Aim of the task: Gather up the lines with the word "Async" in them.

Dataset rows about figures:
--- Begin ---

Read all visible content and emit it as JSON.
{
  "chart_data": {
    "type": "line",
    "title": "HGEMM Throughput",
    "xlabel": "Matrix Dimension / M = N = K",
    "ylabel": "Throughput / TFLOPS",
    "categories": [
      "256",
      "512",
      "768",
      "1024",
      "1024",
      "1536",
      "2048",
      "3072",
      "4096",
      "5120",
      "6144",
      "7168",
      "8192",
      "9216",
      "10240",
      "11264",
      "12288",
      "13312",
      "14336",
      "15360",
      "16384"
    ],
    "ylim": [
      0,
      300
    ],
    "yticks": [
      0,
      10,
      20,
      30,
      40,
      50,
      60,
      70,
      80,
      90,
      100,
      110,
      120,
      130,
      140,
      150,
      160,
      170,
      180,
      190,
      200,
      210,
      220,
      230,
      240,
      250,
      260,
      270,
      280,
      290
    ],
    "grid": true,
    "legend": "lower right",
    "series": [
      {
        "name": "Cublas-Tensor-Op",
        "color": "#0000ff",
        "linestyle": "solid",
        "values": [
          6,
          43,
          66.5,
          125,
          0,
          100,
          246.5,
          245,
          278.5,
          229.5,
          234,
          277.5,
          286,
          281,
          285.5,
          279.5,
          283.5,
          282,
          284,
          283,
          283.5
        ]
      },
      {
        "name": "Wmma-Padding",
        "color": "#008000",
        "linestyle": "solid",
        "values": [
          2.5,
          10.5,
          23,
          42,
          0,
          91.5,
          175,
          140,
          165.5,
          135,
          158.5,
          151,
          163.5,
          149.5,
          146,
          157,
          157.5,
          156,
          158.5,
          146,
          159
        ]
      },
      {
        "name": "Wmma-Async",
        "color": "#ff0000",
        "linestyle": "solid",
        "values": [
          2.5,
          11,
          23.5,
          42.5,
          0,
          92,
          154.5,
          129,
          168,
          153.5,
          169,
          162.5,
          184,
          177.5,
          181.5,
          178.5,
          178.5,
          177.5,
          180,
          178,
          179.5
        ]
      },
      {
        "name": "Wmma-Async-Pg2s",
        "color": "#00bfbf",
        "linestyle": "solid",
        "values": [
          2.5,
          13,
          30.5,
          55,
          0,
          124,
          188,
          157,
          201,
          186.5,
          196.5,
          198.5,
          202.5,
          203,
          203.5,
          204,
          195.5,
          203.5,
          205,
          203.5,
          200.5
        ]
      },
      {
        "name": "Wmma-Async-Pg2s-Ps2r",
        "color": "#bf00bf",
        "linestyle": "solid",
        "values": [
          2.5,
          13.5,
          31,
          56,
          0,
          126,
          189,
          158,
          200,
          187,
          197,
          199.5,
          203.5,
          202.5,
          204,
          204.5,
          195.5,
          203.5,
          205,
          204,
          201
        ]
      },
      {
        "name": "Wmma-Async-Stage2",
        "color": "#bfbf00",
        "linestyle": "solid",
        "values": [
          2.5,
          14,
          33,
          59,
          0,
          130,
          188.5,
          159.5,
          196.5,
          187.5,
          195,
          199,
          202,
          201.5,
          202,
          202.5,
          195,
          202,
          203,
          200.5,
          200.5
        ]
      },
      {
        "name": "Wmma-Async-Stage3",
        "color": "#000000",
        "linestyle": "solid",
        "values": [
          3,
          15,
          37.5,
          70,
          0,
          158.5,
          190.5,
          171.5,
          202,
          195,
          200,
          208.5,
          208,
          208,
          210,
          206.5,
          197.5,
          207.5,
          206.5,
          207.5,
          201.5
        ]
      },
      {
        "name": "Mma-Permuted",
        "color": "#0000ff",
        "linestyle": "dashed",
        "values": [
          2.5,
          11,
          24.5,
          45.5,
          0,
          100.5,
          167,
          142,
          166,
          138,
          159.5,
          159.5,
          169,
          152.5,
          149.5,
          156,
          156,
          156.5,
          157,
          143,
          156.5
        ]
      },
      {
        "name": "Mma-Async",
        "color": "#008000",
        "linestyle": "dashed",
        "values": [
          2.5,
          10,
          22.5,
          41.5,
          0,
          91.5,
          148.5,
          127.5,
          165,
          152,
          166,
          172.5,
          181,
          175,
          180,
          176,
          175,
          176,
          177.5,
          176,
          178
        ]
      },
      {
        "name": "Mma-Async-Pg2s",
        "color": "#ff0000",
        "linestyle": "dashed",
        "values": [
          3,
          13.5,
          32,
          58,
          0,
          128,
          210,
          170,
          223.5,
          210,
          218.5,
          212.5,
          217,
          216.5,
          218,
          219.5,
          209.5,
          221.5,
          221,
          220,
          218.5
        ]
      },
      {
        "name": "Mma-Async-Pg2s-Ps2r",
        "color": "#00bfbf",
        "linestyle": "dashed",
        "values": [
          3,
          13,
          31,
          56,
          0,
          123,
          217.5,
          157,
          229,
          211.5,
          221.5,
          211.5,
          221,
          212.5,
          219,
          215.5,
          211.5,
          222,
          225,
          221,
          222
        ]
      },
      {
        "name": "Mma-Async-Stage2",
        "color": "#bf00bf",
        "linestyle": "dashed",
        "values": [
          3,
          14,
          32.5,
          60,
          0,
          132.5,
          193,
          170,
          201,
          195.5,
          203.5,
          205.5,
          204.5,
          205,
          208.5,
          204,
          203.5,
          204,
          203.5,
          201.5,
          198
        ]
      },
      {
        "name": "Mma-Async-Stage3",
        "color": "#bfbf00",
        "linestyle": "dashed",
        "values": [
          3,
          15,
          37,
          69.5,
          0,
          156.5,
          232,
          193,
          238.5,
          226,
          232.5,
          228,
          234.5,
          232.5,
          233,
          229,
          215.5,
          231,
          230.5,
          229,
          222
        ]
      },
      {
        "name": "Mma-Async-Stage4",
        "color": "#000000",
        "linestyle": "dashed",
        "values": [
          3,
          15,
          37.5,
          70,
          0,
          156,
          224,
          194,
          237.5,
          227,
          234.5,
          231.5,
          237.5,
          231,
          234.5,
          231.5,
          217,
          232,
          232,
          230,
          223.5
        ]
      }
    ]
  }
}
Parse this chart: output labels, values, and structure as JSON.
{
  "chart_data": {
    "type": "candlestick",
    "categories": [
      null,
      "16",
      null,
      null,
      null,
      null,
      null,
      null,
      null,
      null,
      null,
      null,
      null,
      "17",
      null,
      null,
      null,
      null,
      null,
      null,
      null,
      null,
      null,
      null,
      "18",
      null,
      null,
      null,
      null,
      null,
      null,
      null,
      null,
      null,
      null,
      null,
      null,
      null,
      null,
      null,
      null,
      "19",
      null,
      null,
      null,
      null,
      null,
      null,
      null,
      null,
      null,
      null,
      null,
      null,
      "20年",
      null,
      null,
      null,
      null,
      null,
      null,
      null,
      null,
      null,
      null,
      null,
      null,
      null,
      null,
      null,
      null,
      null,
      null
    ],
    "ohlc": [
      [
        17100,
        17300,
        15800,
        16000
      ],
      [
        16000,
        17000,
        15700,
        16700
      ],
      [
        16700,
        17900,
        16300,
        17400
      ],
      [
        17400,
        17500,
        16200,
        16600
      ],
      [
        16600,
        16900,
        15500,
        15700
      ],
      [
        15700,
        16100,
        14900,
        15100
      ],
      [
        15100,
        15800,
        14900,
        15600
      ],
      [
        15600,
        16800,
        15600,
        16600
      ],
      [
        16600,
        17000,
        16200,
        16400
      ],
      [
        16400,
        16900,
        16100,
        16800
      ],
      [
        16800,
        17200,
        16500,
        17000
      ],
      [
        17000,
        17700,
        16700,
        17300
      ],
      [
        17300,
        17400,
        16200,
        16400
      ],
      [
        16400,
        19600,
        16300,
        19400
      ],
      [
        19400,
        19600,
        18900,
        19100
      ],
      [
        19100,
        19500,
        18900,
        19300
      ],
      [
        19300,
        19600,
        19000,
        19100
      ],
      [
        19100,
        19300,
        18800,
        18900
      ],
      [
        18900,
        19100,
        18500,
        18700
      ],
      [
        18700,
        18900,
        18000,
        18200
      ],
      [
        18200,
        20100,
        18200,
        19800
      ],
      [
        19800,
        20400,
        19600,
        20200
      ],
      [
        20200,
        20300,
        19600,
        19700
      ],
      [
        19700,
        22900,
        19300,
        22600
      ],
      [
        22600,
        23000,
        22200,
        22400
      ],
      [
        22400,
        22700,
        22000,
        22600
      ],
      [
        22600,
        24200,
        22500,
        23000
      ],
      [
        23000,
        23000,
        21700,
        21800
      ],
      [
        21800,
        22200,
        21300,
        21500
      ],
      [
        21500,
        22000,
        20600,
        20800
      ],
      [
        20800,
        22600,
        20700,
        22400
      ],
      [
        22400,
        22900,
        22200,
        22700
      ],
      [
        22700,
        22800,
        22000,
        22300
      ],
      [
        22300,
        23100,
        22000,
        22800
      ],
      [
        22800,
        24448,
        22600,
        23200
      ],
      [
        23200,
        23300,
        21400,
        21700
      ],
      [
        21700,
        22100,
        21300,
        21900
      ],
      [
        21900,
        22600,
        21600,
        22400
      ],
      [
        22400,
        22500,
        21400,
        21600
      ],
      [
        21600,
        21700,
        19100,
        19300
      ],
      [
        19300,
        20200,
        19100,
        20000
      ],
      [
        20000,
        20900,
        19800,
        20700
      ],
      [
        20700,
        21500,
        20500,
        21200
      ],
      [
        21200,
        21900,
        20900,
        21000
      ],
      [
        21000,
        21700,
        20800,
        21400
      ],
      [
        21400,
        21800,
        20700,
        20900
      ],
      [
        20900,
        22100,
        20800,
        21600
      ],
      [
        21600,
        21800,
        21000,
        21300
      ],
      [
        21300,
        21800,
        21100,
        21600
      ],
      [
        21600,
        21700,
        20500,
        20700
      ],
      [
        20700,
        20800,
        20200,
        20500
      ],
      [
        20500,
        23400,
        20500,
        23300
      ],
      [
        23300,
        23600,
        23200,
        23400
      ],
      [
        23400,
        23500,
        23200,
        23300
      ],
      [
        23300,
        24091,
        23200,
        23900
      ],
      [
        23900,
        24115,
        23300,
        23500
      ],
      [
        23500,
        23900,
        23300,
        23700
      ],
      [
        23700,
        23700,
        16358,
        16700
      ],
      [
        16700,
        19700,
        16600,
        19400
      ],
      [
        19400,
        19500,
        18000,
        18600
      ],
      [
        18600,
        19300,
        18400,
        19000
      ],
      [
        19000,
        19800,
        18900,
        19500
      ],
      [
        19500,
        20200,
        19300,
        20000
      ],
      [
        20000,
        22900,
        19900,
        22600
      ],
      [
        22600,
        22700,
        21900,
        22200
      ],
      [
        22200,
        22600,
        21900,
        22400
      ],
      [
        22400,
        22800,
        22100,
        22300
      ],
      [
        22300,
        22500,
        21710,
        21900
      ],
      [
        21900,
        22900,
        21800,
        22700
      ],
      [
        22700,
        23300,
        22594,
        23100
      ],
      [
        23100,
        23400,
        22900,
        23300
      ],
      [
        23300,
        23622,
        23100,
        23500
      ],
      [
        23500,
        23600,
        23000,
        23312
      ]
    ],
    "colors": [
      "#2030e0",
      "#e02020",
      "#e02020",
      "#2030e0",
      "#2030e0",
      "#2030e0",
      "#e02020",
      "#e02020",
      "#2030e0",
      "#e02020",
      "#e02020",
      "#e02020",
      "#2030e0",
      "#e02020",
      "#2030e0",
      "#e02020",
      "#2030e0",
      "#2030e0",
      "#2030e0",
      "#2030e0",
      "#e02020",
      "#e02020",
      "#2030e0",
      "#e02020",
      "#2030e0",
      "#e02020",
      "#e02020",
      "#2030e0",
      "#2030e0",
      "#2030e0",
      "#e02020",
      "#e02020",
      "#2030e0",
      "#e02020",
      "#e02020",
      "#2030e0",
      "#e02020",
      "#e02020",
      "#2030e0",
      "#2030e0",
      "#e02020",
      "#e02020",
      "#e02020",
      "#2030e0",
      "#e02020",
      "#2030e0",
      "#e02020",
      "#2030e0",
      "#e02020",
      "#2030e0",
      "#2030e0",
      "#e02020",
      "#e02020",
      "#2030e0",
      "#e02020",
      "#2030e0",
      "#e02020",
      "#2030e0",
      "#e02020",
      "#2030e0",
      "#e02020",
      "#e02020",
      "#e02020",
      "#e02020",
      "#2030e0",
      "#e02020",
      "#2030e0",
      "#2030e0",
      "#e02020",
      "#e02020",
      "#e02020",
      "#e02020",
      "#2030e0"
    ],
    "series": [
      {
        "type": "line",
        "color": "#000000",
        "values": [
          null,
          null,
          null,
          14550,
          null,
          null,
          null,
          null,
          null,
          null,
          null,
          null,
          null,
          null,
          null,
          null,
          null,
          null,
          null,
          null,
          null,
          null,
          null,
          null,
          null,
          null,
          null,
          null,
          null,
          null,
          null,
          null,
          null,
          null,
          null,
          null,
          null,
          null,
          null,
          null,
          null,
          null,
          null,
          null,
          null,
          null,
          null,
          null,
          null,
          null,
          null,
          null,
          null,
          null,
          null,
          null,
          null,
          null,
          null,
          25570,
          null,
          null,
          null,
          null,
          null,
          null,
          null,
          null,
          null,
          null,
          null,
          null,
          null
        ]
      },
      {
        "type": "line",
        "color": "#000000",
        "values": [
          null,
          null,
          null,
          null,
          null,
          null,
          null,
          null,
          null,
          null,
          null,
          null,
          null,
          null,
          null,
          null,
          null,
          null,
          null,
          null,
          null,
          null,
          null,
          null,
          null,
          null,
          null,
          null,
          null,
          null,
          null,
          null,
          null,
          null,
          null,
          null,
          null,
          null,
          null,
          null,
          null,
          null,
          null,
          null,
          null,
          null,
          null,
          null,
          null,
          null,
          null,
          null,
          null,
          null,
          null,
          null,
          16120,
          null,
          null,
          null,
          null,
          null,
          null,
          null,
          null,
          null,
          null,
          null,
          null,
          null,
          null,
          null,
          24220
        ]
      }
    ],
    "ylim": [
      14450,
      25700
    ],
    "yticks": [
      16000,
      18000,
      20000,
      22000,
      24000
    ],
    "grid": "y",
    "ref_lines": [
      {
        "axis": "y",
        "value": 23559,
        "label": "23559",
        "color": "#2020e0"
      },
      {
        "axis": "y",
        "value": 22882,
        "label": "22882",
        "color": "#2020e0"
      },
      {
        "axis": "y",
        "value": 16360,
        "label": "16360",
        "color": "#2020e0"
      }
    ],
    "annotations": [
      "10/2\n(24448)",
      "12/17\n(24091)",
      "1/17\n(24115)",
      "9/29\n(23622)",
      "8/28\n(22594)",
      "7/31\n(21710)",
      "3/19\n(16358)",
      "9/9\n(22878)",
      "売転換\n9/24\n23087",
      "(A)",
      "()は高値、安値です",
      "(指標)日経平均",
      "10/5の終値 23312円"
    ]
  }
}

--- End ---

Exercise answer:
        "name": "Wmma-Async",
        "name": "Wmma-Async-Pg2s",
        "name": "Wmma-Async-Pg2s-Ps2r",
        "name": "Wmma-Async-Stage2",
        "name": "Wmma-Async-Stage3",
        "name": "Mma-Async",
        "name": "Mma-Async-Pg2s",
        "name": "Mma-Async-Pg2s-Ps2r",
        "name": "Mma-Async-Stage2",
        "name": "Mma-Async-Stage3",
        "name": "Mma-Async-Stage4",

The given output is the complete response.